Extracted data entries:
===

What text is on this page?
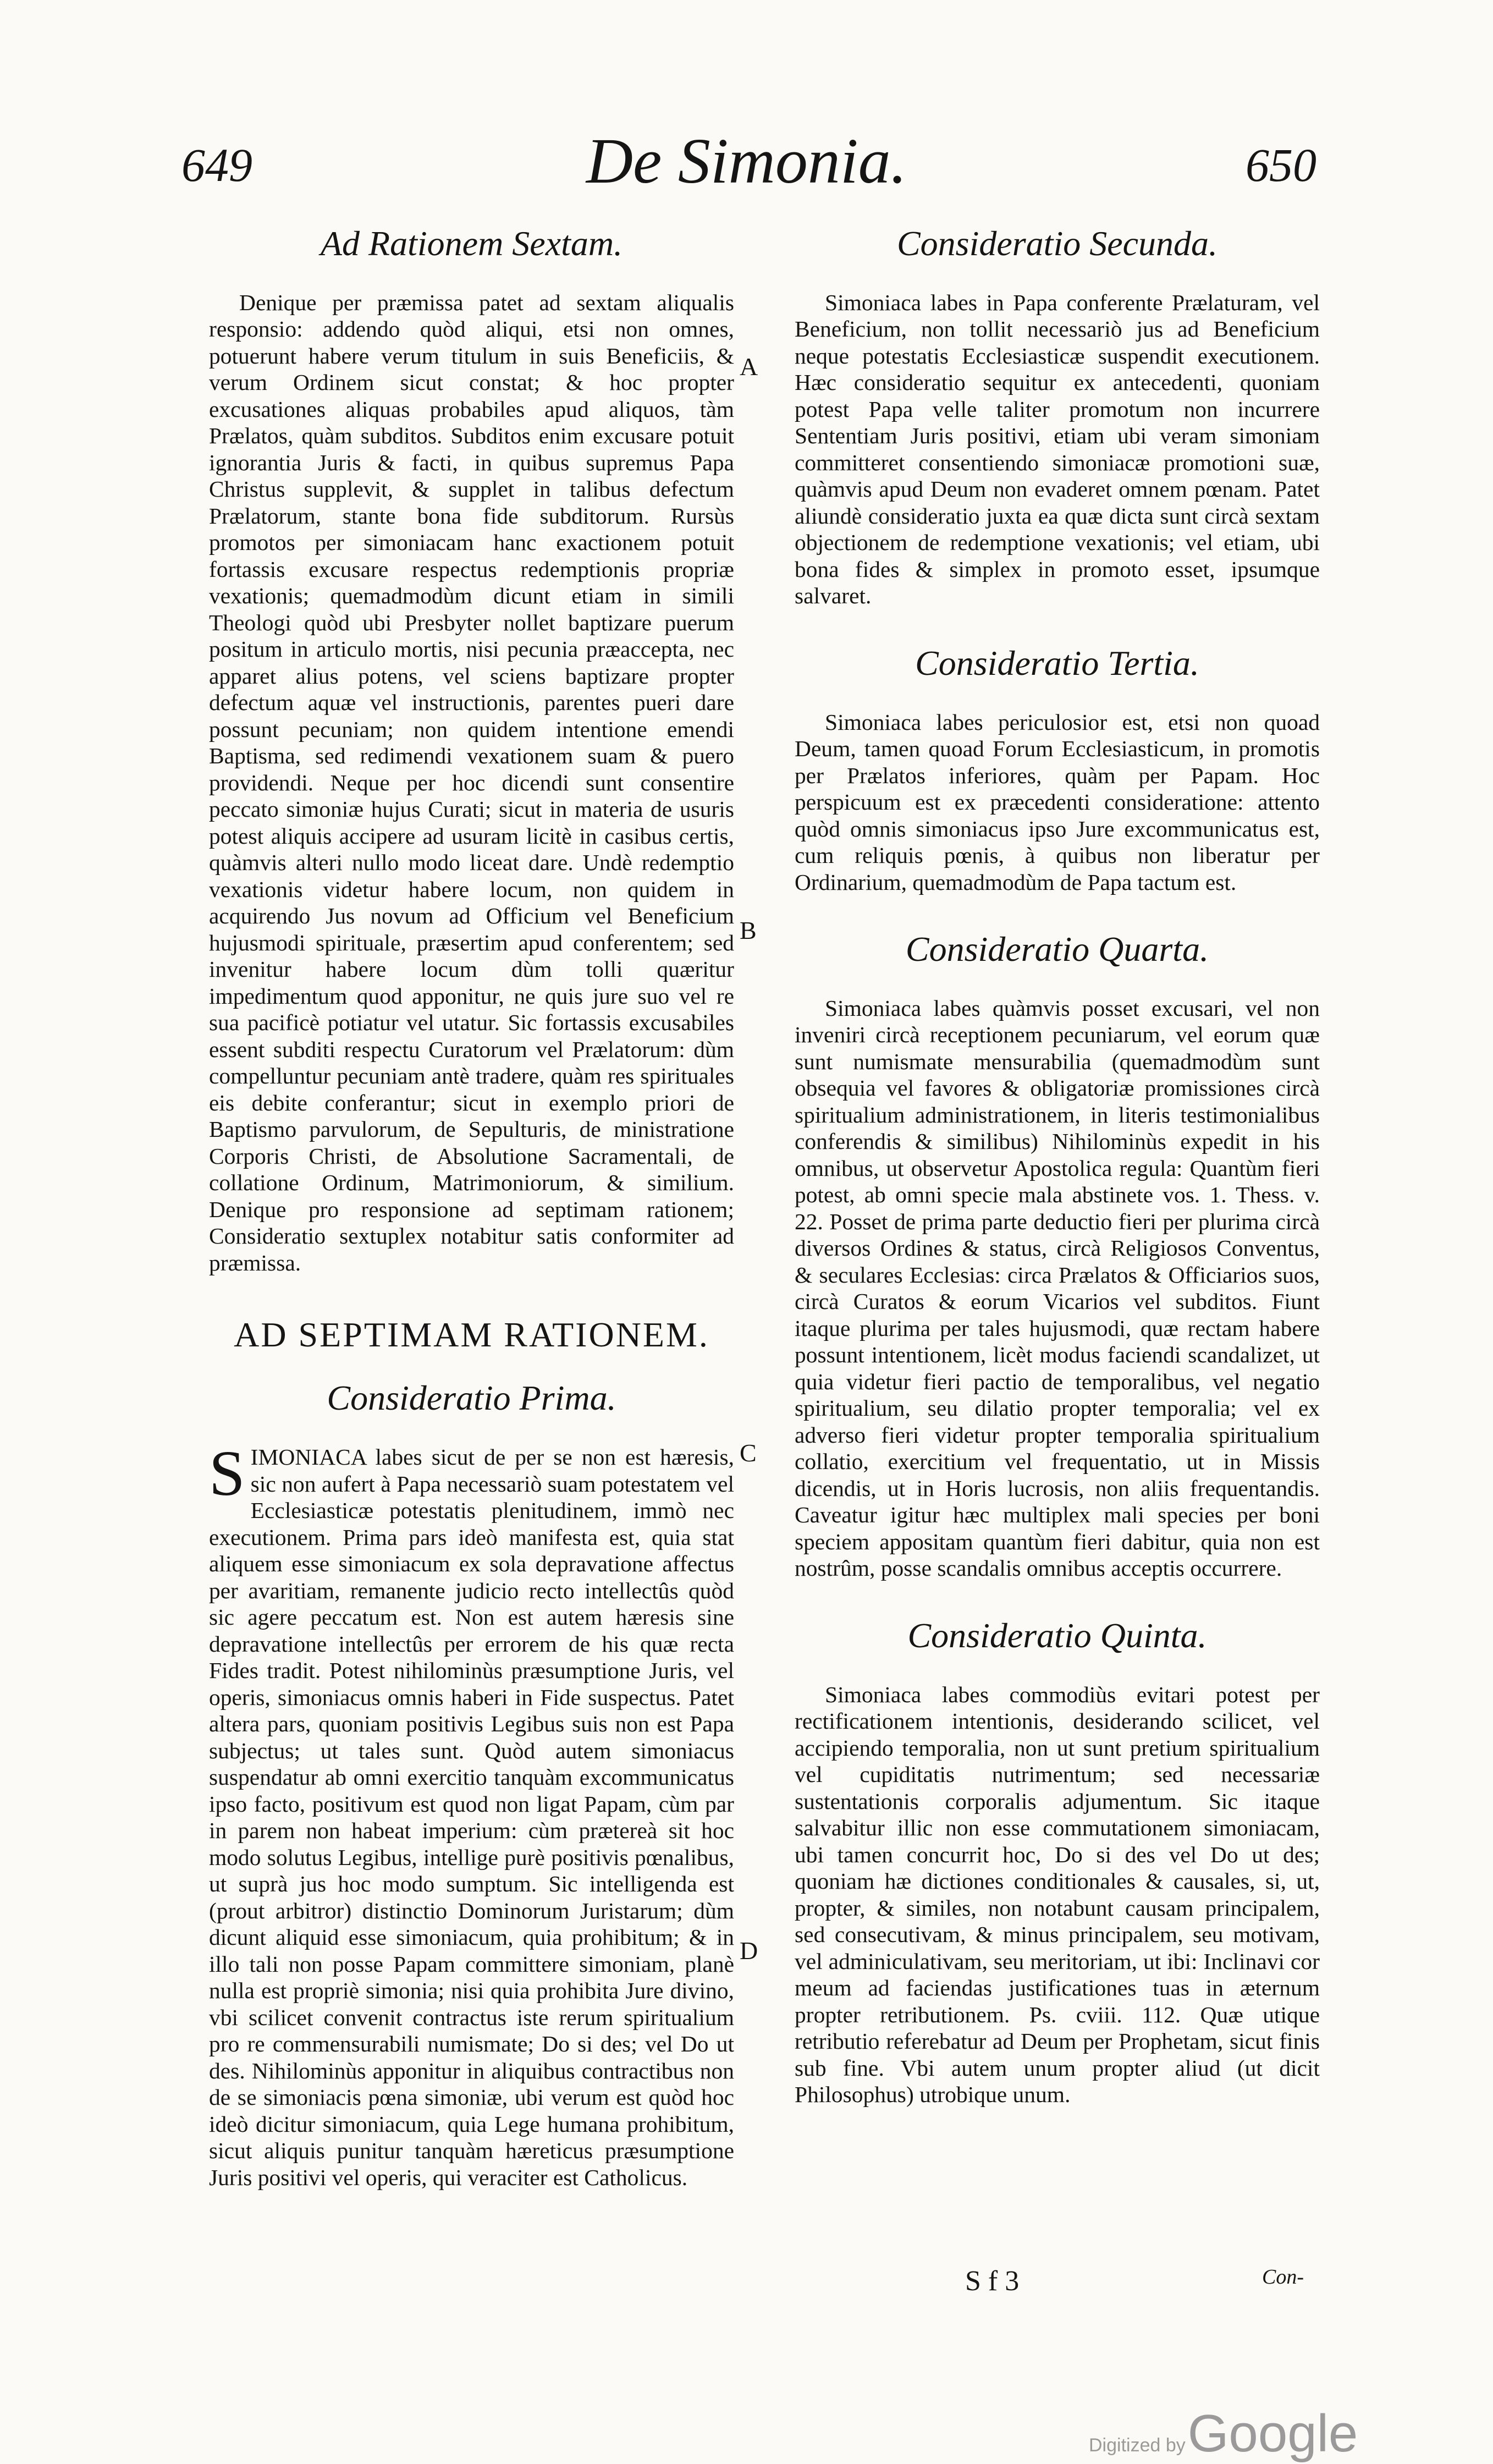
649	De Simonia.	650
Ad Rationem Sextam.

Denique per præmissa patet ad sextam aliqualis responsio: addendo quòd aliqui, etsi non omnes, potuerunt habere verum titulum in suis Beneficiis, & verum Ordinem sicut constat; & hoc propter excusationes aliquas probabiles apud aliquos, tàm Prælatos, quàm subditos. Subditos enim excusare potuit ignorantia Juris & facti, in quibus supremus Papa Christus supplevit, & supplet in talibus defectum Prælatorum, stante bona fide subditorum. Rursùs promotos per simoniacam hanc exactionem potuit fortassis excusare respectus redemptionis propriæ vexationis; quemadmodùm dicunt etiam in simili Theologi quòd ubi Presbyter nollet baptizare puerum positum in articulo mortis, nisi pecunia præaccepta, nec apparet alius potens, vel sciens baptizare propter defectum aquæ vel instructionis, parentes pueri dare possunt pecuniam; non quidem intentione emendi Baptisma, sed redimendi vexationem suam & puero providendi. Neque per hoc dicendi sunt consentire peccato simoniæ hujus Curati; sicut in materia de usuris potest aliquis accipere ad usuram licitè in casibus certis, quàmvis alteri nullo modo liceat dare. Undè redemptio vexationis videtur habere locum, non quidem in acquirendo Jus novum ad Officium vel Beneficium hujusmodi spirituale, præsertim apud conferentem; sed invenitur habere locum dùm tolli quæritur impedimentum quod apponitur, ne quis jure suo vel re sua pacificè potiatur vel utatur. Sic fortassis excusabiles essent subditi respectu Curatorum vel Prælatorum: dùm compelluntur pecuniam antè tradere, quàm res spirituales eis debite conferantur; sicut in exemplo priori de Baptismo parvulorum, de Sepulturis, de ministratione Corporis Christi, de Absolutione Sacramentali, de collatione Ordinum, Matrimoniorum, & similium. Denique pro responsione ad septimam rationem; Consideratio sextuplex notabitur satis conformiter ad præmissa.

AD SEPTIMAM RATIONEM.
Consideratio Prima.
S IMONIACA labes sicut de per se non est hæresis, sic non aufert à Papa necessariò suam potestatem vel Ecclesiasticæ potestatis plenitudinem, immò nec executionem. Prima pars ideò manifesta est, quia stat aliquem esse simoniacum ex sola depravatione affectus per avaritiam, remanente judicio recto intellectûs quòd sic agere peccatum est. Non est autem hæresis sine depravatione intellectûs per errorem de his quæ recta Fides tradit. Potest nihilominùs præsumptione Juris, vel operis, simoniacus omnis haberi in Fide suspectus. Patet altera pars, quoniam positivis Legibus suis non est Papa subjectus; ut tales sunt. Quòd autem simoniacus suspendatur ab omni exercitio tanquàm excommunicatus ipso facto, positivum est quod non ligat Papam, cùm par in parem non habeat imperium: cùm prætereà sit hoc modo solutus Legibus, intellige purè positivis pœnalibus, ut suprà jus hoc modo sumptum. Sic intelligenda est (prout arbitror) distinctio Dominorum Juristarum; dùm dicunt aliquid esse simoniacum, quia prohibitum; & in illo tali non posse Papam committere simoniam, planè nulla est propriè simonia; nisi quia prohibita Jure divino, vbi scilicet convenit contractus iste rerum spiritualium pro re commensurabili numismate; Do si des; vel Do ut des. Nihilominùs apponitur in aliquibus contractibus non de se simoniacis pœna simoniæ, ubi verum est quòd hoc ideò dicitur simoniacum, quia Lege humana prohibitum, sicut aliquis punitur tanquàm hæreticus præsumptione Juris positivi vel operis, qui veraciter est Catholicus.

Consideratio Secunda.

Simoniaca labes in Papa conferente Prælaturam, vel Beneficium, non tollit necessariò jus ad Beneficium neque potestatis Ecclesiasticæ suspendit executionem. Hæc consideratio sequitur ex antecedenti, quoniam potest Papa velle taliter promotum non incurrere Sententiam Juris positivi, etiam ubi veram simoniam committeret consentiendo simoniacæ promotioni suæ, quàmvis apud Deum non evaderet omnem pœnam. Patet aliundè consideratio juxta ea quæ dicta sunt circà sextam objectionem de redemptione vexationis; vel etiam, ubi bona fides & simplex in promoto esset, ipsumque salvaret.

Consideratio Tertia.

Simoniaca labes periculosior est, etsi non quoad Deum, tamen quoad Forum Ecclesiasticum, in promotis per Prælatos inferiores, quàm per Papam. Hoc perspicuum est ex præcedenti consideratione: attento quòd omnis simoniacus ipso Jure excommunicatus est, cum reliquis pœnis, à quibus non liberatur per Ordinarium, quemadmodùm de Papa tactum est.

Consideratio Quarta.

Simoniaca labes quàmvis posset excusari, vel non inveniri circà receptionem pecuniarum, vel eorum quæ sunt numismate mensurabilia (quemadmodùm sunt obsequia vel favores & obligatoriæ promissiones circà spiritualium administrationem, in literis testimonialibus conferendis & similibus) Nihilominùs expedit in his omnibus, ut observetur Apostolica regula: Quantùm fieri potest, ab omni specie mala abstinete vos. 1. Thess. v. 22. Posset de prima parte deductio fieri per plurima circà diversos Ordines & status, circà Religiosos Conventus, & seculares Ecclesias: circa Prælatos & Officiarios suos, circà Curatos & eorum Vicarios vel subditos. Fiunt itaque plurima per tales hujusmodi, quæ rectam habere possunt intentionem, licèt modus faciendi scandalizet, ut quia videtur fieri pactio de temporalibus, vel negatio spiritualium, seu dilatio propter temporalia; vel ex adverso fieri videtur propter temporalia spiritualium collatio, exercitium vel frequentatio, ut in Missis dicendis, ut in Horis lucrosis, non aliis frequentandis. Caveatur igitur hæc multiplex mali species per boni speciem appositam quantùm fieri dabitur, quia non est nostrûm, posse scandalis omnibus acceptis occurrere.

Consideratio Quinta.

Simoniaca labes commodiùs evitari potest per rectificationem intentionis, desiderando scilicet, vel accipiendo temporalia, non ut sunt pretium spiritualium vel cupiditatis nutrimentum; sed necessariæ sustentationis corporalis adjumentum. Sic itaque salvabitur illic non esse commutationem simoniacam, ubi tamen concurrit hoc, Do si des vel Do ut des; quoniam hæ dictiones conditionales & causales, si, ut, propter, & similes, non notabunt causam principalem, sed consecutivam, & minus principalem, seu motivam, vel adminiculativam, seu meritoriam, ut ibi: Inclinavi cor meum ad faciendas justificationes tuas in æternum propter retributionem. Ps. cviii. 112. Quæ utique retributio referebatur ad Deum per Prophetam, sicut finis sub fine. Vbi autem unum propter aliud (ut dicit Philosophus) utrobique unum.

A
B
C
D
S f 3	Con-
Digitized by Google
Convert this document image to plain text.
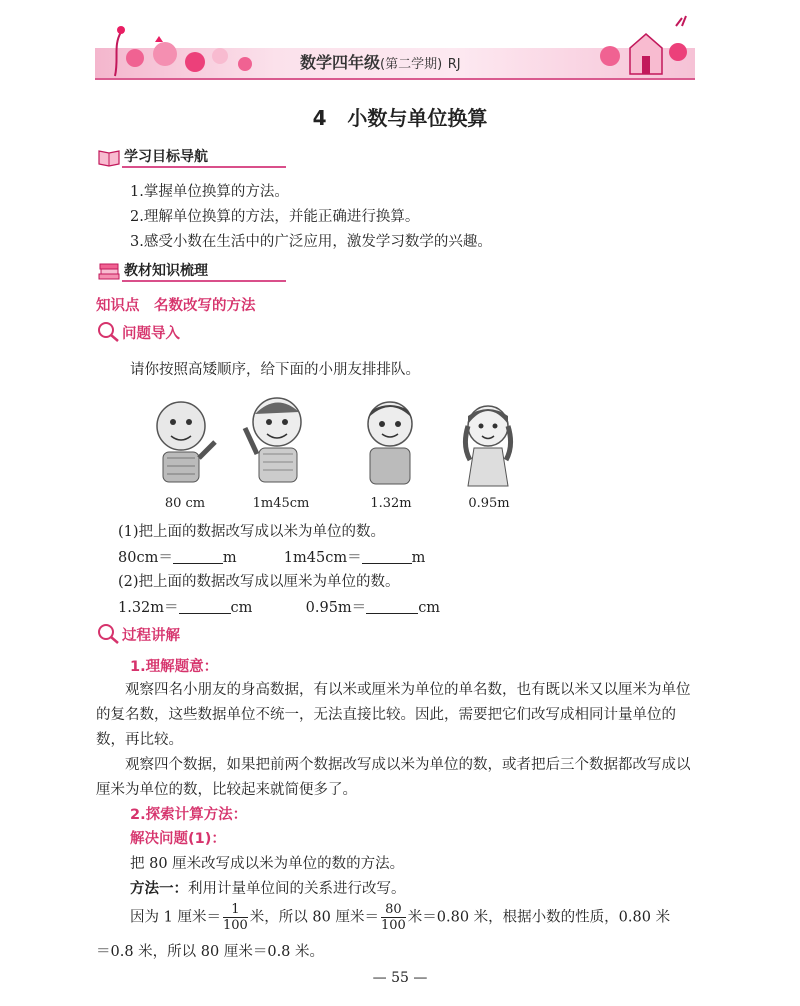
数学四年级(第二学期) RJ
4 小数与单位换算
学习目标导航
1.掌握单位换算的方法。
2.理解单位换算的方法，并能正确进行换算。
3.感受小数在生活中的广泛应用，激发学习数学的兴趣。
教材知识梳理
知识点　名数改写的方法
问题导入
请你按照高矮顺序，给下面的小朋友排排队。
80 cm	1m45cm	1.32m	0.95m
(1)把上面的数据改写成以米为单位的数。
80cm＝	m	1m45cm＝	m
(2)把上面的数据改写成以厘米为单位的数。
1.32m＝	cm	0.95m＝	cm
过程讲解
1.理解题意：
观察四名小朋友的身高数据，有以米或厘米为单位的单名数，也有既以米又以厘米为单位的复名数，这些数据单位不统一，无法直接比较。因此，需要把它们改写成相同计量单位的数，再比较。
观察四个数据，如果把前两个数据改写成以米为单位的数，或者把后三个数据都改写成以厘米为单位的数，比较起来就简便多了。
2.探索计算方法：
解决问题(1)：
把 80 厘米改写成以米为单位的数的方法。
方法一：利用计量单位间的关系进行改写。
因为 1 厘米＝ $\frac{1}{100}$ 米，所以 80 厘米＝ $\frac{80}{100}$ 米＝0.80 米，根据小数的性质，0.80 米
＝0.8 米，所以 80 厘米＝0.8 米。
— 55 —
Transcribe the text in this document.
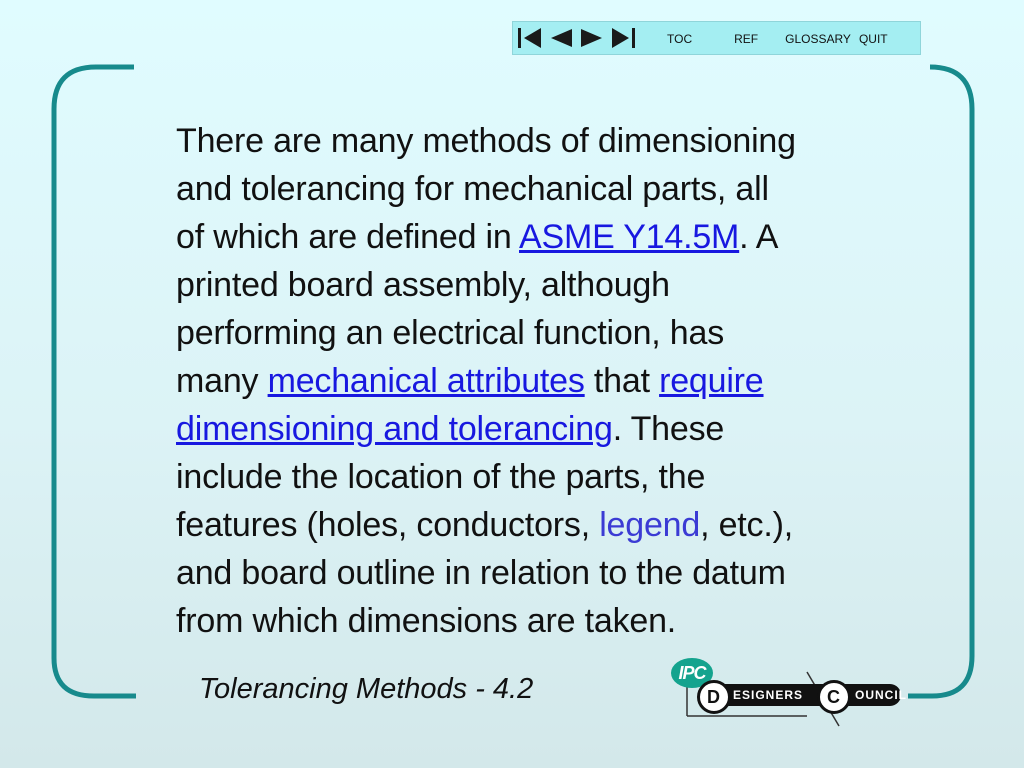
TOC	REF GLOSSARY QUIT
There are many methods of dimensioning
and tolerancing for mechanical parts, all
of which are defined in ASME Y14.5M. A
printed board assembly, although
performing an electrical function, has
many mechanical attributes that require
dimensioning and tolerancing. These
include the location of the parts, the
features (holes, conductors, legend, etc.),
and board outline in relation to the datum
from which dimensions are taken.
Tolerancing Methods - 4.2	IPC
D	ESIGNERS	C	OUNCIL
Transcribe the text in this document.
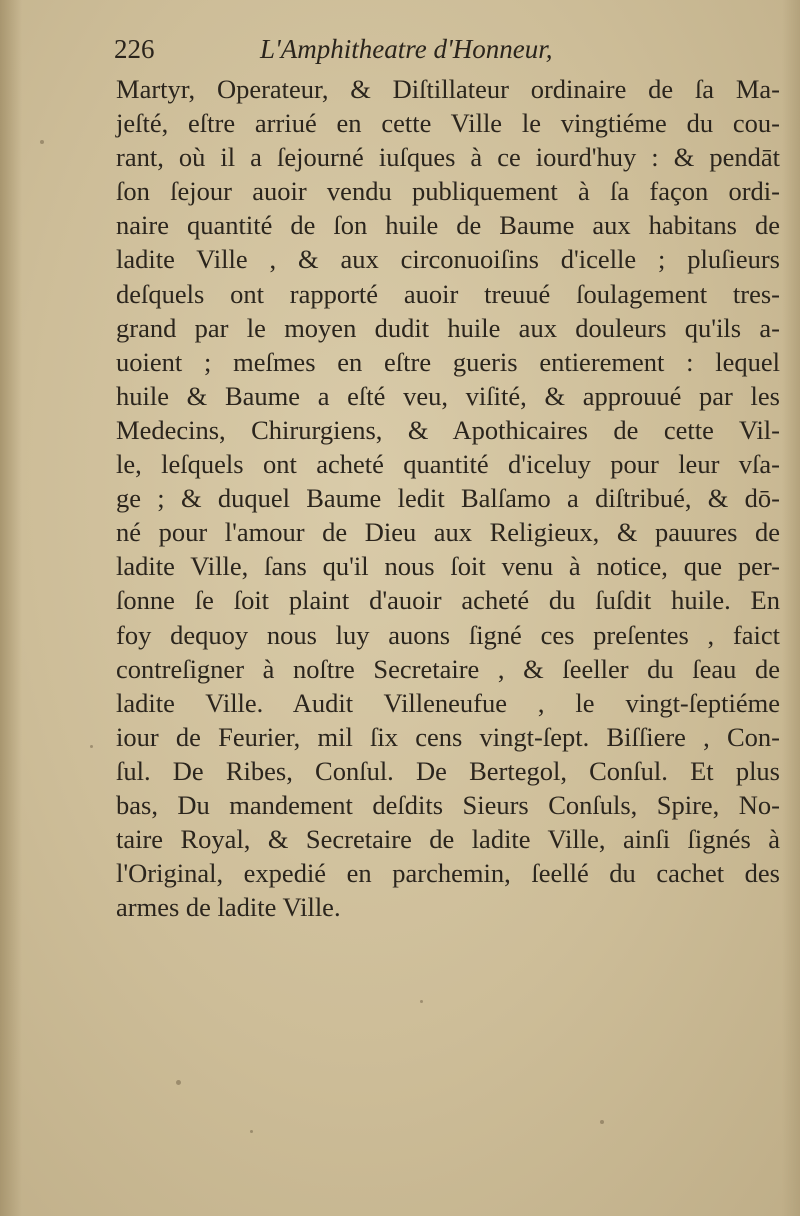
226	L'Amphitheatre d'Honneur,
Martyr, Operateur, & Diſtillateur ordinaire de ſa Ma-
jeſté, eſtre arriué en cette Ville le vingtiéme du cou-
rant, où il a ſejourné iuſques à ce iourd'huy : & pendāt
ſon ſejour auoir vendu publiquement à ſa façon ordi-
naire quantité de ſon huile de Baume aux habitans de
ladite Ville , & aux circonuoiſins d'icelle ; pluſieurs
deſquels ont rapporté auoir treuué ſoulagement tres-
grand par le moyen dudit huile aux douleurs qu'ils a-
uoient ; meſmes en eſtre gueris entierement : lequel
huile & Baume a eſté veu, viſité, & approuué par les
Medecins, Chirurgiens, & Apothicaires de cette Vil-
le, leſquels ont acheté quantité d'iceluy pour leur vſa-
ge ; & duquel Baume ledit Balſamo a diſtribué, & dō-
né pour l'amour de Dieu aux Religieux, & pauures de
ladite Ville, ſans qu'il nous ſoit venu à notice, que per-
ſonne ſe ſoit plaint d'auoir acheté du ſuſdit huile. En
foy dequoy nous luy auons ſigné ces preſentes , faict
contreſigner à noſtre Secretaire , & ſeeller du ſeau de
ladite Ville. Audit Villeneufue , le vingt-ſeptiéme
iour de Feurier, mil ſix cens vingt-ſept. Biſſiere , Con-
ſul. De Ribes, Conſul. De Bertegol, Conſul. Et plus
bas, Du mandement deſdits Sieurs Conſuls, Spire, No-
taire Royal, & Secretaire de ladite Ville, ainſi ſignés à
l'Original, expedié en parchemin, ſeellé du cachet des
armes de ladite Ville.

===

■ **Instructions for the task**: Return each line where "acheté" shows up.

■ **Result**:
le, leſquels ont acheté quantité d'iceluy pour leur vſa-
ſonne ſe ſoit plaint d'auoir acheté du ſuſdit huile. En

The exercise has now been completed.